POLECENIE 1>
Odpowiedz na podstawie tekstu o Karpaczu:
(a) W którym miesiącu autorzy odwiedzili Karpacz?
(b) Jaką wysokość ma Śnieżka?
(c) W którym roku świątynię Wang przeniesiono do Polski?
POLECENIE 2> Kontynuuj tekst o Karpaczu, zaczynając po jego ostatnim zdaniu.

FRAGMENT TEKSTU>
▼
Od wielu lat na turystycznym topie. Pełen atrakcji przygotowanych pod najróżniejsze gusta. Choć tak naprawdę to jego usytuowanie pod Śnieżką powoduje, że przyciąga tylu turystów. Karpacz. Jakie jest to miasto? Które atrakcje Karpacza są najciekawsze, a które lepiej omijać? I dlaczego nie ma tam czasu na nudę?
Karpacz mieliśmy okazję odwiedzić we wrześniu. To idealna pora na wizytę w tym miejscu – pogoda trafiła się idealna, a zalążki pięknej polskiej złotej jesieni już było widać w tutejszym krajobrazie. W mieście spędziliśmy 3 dni. To wystarczająco, by poznać bardziej znane atrakcje Karpacza, choć jeśli bylibyśmy tam tydzień, też z pewnością mielibyśmy co robić.
Dobre położenie
Karpacz administracyjnie znajduje się w województwie dolnośląskim, w jego południowej części, tuż przy granicy z Czechami. Miasto położone jest w Karkonoszach, u stóp góry Śnieżka (1602 m. n.p.m.). W bliskim sąsiedztwie Karpacza mamy takie ciekawe miasta i miasteczka jak: Szklarska Poręba (ze Szrenicą na czele), Kowary (z kopalnią i parkiem miniatur) czy Cieplice Śląskie-Zdrój (ze słynnymi termami).
Wejście na Śnieżkę jest obowiązkowym punktem „programu” wycieczki do Karpacza, zwłaszcza jeśli jesteście tu w miesiącach letnich. Do wyboru jest kilka różnych tras, każda ciekawa na swój sposób. Ci, który nie lubią chodzić mogą skorzystać z wyciągu. Więcej o wejściu na Śnieżkę pisaliśmy >>tutaj<<
Wędrówka po pozostałych terenach Karkonoskiego Parku Narodowego to również fajna alternatywa. Ponadto można też „zaliczyć” kilka mniejszych szczytów w okolicy, np. Skalny Stół.
Must see
Kolejnym miejscem po Śnieżce, które trzeba odwiedzić będąc w Karpaczu, jest Świątynia Wang. Można to nawet zrobić „przy okazji”, idąc niebieskim szlakiem na górę.
Dlaczego ten kościół jest tak wyjątkowy? Po pierwsze jest uznawany za najstarszy kościół drewniany w Polsce, pochodzi z przełomu XII i XIII wieku. Po drugie, do Karpacza przyjechał aż z Norwegii! Powstał w miejscowości Vang jako jeden z około tysiąca kościołów słupowych. Do Polski przeniesiono go w 1842 roku. Trzeba jednak zaznaczyć, że część jego oryginalnych elementów nie nadawała się do użytku i brakujące części zostały dorobione. Po trzecie wreszcie, świątynia Wang wykonana jest bez użycia gwoździ. Wszystkie połączenia zrobiono drewnianymi złączami ciesielskimi. Z ciekawostek – przy kościele znajduje się niewielki cmentarz. Pochowany jest na nim m.in. Tadeusz Różewicz.
▲
WYCIĄG Z DANYCH>
▼
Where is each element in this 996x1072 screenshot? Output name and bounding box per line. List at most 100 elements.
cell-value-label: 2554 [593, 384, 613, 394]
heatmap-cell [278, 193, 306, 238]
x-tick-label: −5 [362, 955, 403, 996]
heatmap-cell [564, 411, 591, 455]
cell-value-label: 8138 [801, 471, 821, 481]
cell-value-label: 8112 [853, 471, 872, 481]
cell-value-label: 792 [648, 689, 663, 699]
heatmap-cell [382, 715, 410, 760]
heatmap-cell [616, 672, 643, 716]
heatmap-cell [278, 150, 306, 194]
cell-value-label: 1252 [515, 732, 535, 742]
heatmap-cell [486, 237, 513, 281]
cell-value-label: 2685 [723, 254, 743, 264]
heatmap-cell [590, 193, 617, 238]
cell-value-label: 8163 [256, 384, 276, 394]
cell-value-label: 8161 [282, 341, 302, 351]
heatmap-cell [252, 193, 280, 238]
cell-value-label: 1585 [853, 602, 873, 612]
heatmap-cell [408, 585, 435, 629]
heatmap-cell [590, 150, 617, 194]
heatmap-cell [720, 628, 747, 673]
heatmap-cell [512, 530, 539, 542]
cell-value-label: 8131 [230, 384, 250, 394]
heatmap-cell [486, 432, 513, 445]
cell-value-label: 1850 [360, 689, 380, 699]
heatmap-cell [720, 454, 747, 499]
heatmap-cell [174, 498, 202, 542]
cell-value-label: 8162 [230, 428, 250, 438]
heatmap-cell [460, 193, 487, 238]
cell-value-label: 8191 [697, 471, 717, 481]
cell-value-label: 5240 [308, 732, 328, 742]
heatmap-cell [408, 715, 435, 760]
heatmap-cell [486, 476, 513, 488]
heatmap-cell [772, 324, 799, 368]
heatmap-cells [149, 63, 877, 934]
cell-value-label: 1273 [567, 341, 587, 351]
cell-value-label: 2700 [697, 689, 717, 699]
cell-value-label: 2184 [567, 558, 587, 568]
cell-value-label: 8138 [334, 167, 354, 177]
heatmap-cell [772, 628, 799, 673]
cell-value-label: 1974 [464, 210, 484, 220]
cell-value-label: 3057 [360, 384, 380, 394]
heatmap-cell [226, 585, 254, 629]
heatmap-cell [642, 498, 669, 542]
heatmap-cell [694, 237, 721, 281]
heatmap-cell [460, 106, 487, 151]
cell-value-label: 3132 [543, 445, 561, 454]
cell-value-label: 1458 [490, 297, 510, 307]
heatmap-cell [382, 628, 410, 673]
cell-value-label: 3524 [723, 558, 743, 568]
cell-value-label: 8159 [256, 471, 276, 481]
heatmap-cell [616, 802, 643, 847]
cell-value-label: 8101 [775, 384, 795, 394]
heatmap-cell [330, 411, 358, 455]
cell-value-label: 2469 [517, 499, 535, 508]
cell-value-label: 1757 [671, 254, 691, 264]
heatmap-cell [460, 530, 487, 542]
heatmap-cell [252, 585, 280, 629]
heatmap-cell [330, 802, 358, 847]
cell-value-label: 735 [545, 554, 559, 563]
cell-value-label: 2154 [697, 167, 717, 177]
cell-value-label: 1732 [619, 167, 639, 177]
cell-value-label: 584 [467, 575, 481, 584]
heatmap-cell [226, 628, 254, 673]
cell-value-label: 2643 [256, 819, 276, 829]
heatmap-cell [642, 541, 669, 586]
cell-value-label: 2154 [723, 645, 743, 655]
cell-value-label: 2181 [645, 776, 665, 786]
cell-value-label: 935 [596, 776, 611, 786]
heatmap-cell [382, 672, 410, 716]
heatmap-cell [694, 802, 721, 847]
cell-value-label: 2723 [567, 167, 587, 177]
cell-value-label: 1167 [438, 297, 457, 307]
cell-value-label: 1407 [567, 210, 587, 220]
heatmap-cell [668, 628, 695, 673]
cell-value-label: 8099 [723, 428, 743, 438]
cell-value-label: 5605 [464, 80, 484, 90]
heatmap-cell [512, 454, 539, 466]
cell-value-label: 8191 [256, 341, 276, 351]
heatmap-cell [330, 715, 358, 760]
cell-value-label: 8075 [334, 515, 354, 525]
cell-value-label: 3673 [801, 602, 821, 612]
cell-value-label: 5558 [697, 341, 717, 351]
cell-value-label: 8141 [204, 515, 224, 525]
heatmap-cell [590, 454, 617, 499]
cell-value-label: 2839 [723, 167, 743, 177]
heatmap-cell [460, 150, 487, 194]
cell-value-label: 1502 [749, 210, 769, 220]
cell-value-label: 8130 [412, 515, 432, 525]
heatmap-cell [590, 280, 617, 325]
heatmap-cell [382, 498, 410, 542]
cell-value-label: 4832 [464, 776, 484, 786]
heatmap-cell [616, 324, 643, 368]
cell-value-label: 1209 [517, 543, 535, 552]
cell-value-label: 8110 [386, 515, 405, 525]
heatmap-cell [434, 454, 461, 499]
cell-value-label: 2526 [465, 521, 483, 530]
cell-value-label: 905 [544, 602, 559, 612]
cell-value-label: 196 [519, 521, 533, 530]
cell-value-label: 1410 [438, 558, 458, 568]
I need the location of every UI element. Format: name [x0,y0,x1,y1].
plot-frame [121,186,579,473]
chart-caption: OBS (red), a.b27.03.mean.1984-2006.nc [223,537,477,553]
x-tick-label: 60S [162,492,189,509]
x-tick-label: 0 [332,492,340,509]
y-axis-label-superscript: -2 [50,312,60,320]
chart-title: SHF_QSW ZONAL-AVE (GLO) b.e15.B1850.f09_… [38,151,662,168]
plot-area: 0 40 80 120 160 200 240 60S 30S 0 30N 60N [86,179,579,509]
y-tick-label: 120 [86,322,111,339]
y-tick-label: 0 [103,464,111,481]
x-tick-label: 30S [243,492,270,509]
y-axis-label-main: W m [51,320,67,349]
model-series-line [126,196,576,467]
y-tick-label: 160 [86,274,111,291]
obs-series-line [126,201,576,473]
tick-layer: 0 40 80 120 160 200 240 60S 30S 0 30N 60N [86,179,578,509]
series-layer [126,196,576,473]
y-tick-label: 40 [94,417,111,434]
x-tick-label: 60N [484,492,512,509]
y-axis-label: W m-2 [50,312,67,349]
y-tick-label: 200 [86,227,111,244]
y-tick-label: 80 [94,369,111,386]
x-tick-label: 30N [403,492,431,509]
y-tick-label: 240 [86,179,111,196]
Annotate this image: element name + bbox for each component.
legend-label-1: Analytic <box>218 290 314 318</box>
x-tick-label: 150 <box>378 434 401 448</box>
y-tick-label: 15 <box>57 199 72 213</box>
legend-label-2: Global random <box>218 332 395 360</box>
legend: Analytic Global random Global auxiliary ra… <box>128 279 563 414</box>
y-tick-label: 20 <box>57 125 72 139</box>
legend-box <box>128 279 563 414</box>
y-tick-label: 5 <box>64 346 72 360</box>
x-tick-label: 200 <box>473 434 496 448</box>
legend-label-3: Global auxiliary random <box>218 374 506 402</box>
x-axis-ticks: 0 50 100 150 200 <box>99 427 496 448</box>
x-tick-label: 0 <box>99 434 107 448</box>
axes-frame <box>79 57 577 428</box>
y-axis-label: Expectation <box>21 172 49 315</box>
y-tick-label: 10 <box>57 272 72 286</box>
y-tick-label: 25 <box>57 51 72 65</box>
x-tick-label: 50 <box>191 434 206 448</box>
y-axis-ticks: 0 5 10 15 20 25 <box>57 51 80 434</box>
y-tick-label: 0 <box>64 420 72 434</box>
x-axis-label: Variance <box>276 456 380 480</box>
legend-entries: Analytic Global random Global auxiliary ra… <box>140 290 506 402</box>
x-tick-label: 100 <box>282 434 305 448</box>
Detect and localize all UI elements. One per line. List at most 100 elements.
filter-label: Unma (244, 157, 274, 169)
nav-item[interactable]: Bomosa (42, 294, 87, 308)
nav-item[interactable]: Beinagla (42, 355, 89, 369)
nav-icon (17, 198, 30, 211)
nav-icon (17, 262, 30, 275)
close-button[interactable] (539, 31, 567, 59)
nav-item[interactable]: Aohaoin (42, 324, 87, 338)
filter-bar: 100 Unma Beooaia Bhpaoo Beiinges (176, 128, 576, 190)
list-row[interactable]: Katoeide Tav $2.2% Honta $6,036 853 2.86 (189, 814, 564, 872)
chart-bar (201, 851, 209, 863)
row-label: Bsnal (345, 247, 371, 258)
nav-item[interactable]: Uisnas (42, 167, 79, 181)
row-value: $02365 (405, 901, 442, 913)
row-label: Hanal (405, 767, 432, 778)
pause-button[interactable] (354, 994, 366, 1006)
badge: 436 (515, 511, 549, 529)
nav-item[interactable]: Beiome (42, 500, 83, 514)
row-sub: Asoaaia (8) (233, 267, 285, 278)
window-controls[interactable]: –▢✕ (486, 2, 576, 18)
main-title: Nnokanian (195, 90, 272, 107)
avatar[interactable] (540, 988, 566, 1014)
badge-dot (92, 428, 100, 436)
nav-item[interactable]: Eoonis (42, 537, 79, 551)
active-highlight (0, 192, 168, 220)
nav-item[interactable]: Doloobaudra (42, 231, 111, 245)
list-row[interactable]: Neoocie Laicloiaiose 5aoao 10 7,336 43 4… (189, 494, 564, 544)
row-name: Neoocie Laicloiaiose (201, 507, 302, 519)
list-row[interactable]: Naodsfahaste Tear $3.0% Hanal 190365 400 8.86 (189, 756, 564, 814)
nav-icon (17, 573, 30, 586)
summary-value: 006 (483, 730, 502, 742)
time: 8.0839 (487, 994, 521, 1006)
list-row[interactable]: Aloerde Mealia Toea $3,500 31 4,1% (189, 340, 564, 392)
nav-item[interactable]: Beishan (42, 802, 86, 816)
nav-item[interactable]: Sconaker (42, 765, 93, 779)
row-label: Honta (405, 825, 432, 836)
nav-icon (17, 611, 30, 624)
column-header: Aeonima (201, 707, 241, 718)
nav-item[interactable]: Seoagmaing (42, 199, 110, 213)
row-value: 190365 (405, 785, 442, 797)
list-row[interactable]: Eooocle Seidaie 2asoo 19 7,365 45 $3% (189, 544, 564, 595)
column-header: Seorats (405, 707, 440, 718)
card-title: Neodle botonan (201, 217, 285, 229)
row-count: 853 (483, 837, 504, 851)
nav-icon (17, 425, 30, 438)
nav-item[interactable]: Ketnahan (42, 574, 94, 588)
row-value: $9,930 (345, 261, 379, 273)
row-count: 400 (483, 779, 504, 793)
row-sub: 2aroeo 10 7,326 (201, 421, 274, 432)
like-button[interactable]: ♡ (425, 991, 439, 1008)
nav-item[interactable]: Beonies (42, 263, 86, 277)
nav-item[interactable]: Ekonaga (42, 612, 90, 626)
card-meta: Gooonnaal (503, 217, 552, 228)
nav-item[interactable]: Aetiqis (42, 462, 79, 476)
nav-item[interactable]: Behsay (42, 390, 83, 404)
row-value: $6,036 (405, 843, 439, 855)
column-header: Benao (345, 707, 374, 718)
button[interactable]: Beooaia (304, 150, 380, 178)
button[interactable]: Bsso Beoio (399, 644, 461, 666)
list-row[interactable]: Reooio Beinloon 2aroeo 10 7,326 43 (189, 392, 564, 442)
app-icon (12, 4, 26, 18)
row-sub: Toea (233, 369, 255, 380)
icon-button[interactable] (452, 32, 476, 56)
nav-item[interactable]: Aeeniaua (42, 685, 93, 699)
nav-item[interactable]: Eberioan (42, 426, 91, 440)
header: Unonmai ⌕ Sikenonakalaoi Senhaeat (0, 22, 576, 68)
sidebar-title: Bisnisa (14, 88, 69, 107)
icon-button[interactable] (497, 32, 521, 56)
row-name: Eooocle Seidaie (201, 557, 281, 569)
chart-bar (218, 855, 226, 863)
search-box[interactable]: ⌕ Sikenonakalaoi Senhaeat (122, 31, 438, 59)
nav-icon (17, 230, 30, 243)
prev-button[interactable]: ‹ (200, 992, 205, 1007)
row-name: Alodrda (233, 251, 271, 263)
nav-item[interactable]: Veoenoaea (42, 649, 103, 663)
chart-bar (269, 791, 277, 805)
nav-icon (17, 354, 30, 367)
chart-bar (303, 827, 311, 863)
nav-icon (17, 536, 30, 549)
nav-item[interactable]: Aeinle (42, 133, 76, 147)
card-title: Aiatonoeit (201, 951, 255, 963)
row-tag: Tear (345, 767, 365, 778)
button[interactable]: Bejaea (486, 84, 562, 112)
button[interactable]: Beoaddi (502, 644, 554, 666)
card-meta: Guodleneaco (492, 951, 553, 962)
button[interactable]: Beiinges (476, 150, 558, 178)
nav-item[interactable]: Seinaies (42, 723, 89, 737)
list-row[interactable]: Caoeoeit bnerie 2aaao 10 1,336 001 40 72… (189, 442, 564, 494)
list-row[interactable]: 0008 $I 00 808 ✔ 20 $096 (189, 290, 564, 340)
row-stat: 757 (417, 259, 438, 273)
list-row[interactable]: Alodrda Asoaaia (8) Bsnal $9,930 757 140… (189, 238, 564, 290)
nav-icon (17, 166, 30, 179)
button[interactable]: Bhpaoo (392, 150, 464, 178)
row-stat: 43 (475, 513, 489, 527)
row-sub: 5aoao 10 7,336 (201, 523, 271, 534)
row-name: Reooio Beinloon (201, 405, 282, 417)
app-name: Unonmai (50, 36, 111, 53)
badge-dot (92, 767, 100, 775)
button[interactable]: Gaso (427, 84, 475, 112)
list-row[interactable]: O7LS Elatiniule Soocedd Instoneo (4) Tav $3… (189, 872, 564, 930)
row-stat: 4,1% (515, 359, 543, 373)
▲
POPRAWNA ODPOWIEDŹ 1>
(a) We wrześniu.
(b) 1602 m n.p.m.
(c) W 1842 roku.

POPRAWNA ODPOWIEDŹ 2>
Swoją drogą, będąc w Kościele Wang przypomniały nam się świątynie z drewna tekowego w Birmie oraz nasze, polskie kościółki w okolicach Kluczborka.
Tuż obok żółtego szlaku na Śnieżkę zobaczyć możecie Dziki Wodospad na rzece Łomnicy. To miejsce wygląda pięknie o każdej porze roku. Latem otoczony jest soczystą zielenią, zaś zimą zdobią go fantazyjne formy lodowe.
Niedaleko znajdziecie też miejsce anomalii grawitacyjnej (ul. Strzelecka). Doświadczycie tam złudzenia optycznego, polegającego na tym, że postawione na ziemi przedmioty (np. butelka, ale też samochód z wyłączonym silnikiem) będą toczyć się pod górkę.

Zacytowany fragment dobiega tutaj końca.